(Element boundary records)
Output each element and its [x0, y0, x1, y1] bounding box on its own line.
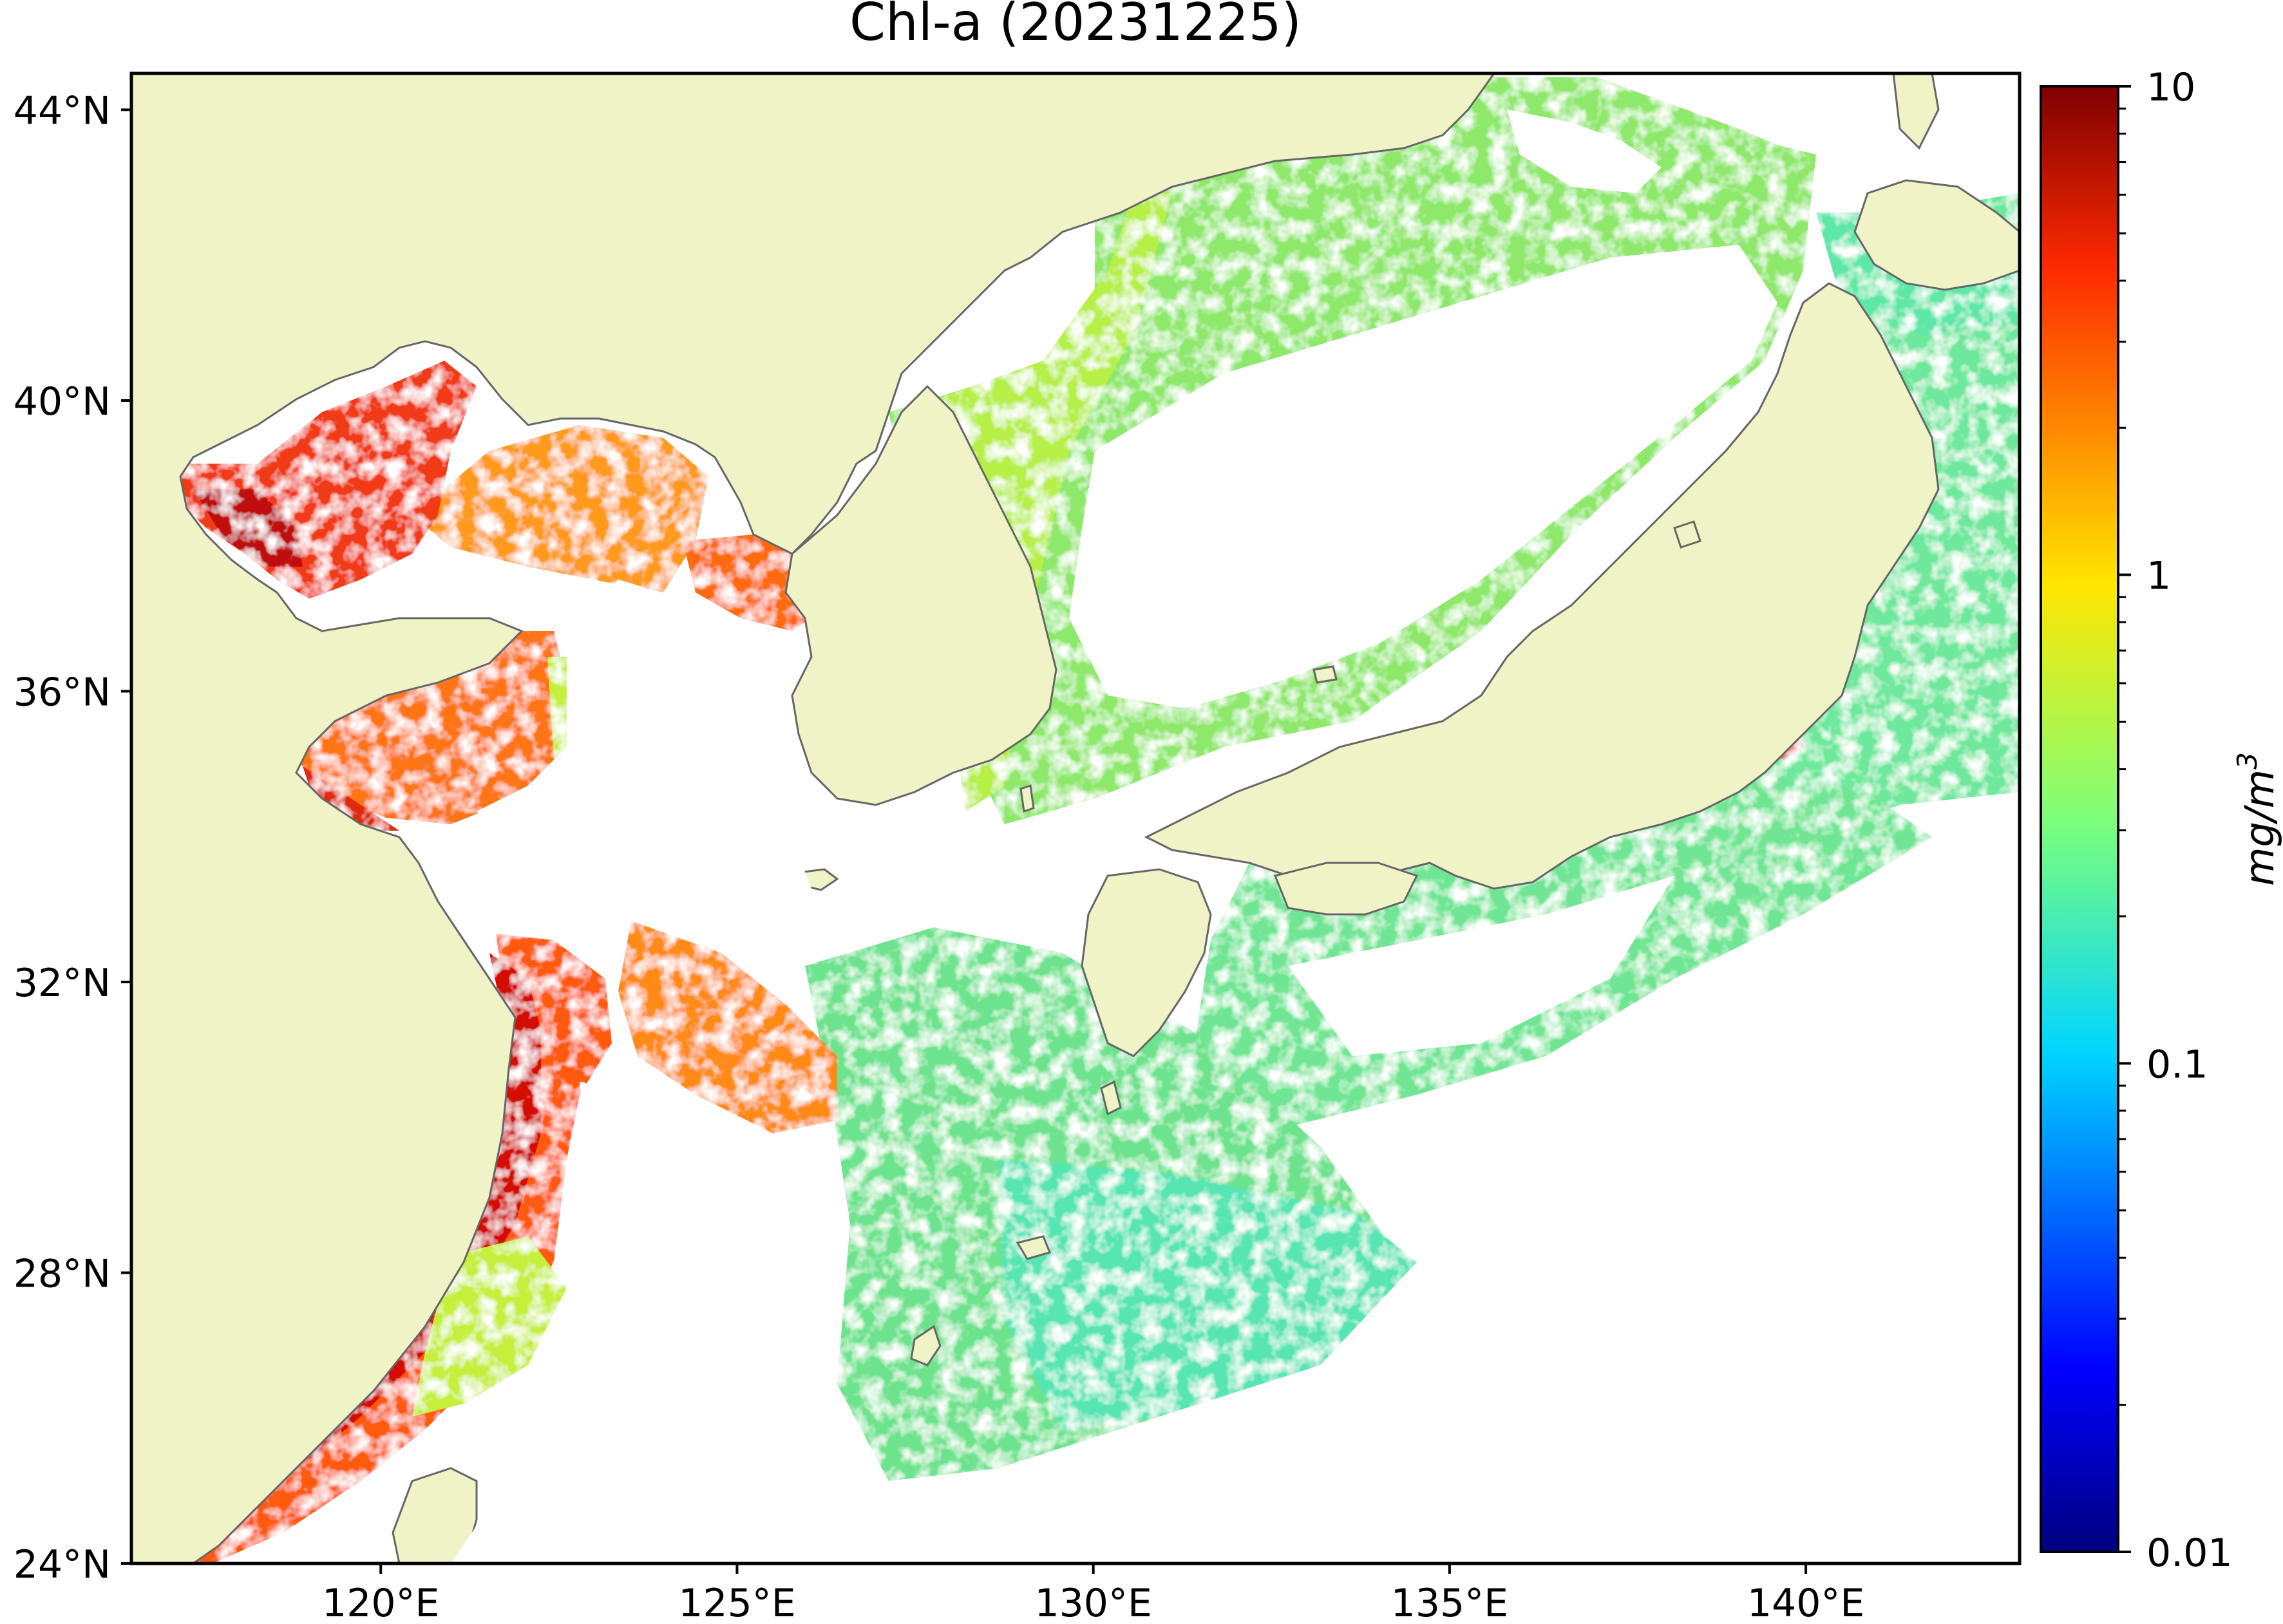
chl-jiangsu-coast	[303, 766, 399, 831]
lat-tick-label: 32°N	[14, 961, 111, 1006]
chl-northern-strip	[1481, 77, 1816, 212]
colorbar-ticks: 10 1 0.1 0.01	[2118, 65, 2233, 1576]
land-hokkaido	[1853, 179, 2020, 291]
land-okinawa	[910, 1325, 942, 1366]
no-data-east-china-sea	[451, 1082, 837, 1563]
colorbar-label: mg/m3	[2231, 752, 2283, 886]
land-kyushu	[1081, 868, 1212, 1057]
no-data-pacific-south	[1030, 998, 2020, 1563]
latitude-axis: 24°N 28°N 32°N 36°N 40°N 44°N	[14, 88, 131, 1587]
lon-tick-label: 130°E	[1034, 1581, 1151, 1624]
lat-tick-label: 28°N	[14, 1251, 111, 1296]
chl-offshore-plume	[618, 921, 837, 1133]
lat-tick-label: 44°N	[14, 88, 111, 133]
lat-tick-label: 36°N	[14, 670, 111, 715]
land	[131, 73, 2020, 1563]
map-frame	[129, 71, 2022, 1565]
chl-bohai-inner	[193, 489, 303, 567]
land-tsushima	[1019, 784, 1035, 813]
longitude-axis: 120°E 125°E 130°E 135°E 140°E	[322, 1563, 1864, 1624]
colorbar-tick-label: 1	[2146, 554, 2171, 599]
chl-korea-bay	[412, 425, 708, 592]
lon-tick-label: 140°E	[1747, 1581, 1864, 1624]
land-oki	[1312, 665, 1338, 684]
land-china-north	[131, 73, 1495, 1563]
land-amami	[1016, 1235, 1052, 1260]
land-korean-peninsula	[784, 384, 1057, 806]
colorbar-tick-label: 10	[2146, 65, 2195, 110]
colorbar: 10 1 0.1 0.01 mg/m3	[2040, 65, 2283, 1576]
land-japan-honshu	[1144, 282, 1940, 890]
no-data-sea-of-japan-center	[1069, 245, 1777, 708]
chl-ryukyu-band	[998, 1159, 1417, 1430]
land-sado	[1673, 520, 1701, 549]
lat-tick-label: 24°N	[14, 1542, 111, 1587]
land-shikoku	[1273, 862, 1419, 916]
colorbar-tick-label: 0.01	[2146, 1531, 2233, 1576]
lon-tick-label: 135°E	[1391, 1581, 1508, 1624]
no-data-blotches	[451, 109, 2020, 1563]
colorbar-tick-label: 0.1	[2146, 1042, 2208, 1087]
land-tanegashima	[1100, 1080, 1122, 1116]
map-panel	[131, 73, 2020, 1563]
map-title: Chl-a (20231225)	[849, 0, 1302, 52]
no-data-hokkaido-sea	[1507, 109, 1662, 193]
lat-tick-label: 40°N	[14, 379, 111, 424]
no-data-yellow-sea	[477, 580, 811, 927]
lon-tick-label: 125°E	[678, 1581, 795, 1624]
no-data-pacific-shikoku	[1288, 876, 1674, 1056]
colorbar-gradient	[2041, 86, 2118, 1552]
colorbar-frame	[2040, 85, 2119, 1553]
land-sakhalin-tip	[1892, 73, 1940, 150]
lon-tick-label: 120°E	[322, 1581, 439, 1624]
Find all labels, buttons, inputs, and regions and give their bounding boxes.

→ DIRECTIONS FOR THIS TASK
Pick out each line in the records above that contains the string "china" and copy it. Only matches with the same uppercase and lowercase letters count.

→ FINISHED TASK
no-data-east-china-sea	[451, 1082, 837, 1563]
land-china-north	[131, 73, 1495, 1563]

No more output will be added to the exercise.